| Document |
——————

# LEDs for your Seaview



## starseeker (Feb 1, 2006)

Someone asked in one of these threads, so here goes:
Using LEDs as a constantly glowing (as opposed to a flashing) light source is the simplest thing in the world. All you need are a LED, a power source, a switch if you want a switch, and a resistor. LEDs with the same ratings are all supposed to glow with the same intensity but that rarely happens so instead of a fixed resistance resistor, you could use a variable resistor (a pot) but I usually just go with a fixed. Depends on how much control you want over the light intensity. 
Note that the LED has a long and a short leg. One is positive and one is negative. The LED will only light up if current runs one direction. What I do is I tape a wire to each end of an AA battery and briefly touch the wire tips to the LED to see what direction it lights up in (I never remember). Note which end of the LED, the long or the short, is positive and which is negative and remember that your whole circuit has to run that way (ie your power supply). 
I use 330 or 500 ohm resistors. The resistor can be soldered to either side of the LED. 
I use wire wrap wire in my circuits. Note, it’s very fine and if you kink it sharply, odds are that it will break. And that you need a little cheap wire wrap stripping tool to strip the insulation. But any fine soft wire will do. Soft because you want to snake it through all sorts of places in your model. Use one color wire for all the negative sizes of the LEDs another color for all the positive. 
When you solder anything to your LED, make sure you don’t heat up the LED. If you have any kind of metal clip or locking tweezers, etc, that can act as a heat sink, clip it between the LED and the spot that you will be soldering. Heat can damage the LEDs so solder lightly and quickly. Heat the wire, and touch the solder to it and let the solder flow briefly.
Basically that’s all there is to it. 
Because we’re modeling and the LEDs will be going to all sorts of different places, it’s easiest just to replicate the single LED, single resistor circuit 4, 6, 10 times, and connect them all to a single positive and negative wire coming out of your power source. 
Your power source can be batteries but I prefer an inexpensive AC adapter and building the female plug into the model, or one in the model and another in the base. Note that there all all kinds of sizes for plugs, so if you’re mixing and matching between models, get all the same kind. 
Never run your power source at above about 6 volts (3 V works fine) or you’ll blow out your LEDs. I superglue the adapter voltage switch to prevent accidents. I usually don’t use on off switches, I simply unplug. But there are all kinds of brilliant switches; on my 22" Enterprise, I attached a push type switch to the back of the deflector dish, so that pushing on the dish turns on and off the flashing nacelle lights. 
If you hook up your power source backwards, it won’t harm the LEDs, they just won’t light up.

——————

| Record extracts |
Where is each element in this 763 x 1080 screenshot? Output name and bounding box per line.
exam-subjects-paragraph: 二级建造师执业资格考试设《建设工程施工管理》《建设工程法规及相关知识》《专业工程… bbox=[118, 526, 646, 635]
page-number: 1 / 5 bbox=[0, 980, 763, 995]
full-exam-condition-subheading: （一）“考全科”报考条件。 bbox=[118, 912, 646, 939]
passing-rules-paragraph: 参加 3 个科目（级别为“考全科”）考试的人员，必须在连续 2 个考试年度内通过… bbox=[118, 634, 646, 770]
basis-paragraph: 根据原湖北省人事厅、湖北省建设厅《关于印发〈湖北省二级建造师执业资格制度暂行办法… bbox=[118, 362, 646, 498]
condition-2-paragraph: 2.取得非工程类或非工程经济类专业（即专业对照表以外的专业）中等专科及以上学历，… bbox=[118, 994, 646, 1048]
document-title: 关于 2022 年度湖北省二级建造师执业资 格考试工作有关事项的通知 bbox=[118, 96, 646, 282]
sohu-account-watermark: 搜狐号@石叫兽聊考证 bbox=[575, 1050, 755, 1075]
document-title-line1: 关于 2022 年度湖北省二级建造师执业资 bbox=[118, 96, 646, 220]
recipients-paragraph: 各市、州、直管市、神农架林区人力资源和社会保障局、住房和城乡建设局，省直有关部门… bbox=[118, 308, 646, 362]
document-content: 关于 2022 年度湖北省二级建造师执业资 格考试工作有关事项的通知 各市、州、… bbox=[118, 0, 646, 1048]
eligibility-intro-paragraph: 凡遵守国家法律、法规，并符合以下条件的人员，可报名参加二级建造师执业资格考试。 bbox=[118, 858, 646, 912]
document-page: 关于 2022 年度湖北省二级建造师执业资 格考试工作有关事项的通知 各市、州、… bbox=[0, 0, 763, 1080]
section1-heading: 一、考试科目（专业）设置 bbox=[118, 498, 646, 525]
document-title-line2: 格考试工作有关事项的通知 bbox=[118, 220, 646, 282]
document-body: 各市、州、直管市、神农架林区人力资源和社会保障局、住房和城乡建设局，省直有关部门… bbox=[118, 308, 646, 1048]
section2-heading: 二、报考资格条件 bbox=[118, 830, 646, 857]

——————

| Instruction |
Please output everything in the LED forum post from "I use wire wrap" down to "there is to it.", word for word. The listing here was drawn from a different source than the text.

| Finished answer |
I use wire wrap wire in my circuits. Note, it’s very fine and if you kink it sharply, odds are that it will break. And that you need a little cheap wire wrap stripping tool to strip the insulation. But any fine soft wire will do. Soft because you want to snake it through all sorts of places in your model. Use one color wire for all the negative sizes of the LEDs another color for all the positive. 
When you solder anything to your LED, make sure you don’t heat up the LED. If you have any kind of metal clip or locking tweezers, etc, that can act as a heat sink, clip it between the LED and the spot that you will be soldering. Heat can damage the LEDs so solder lightly and quickly. Heat the wire, and touch the solder to it and let the solder flow briefly.
Basically that’s all there is to it.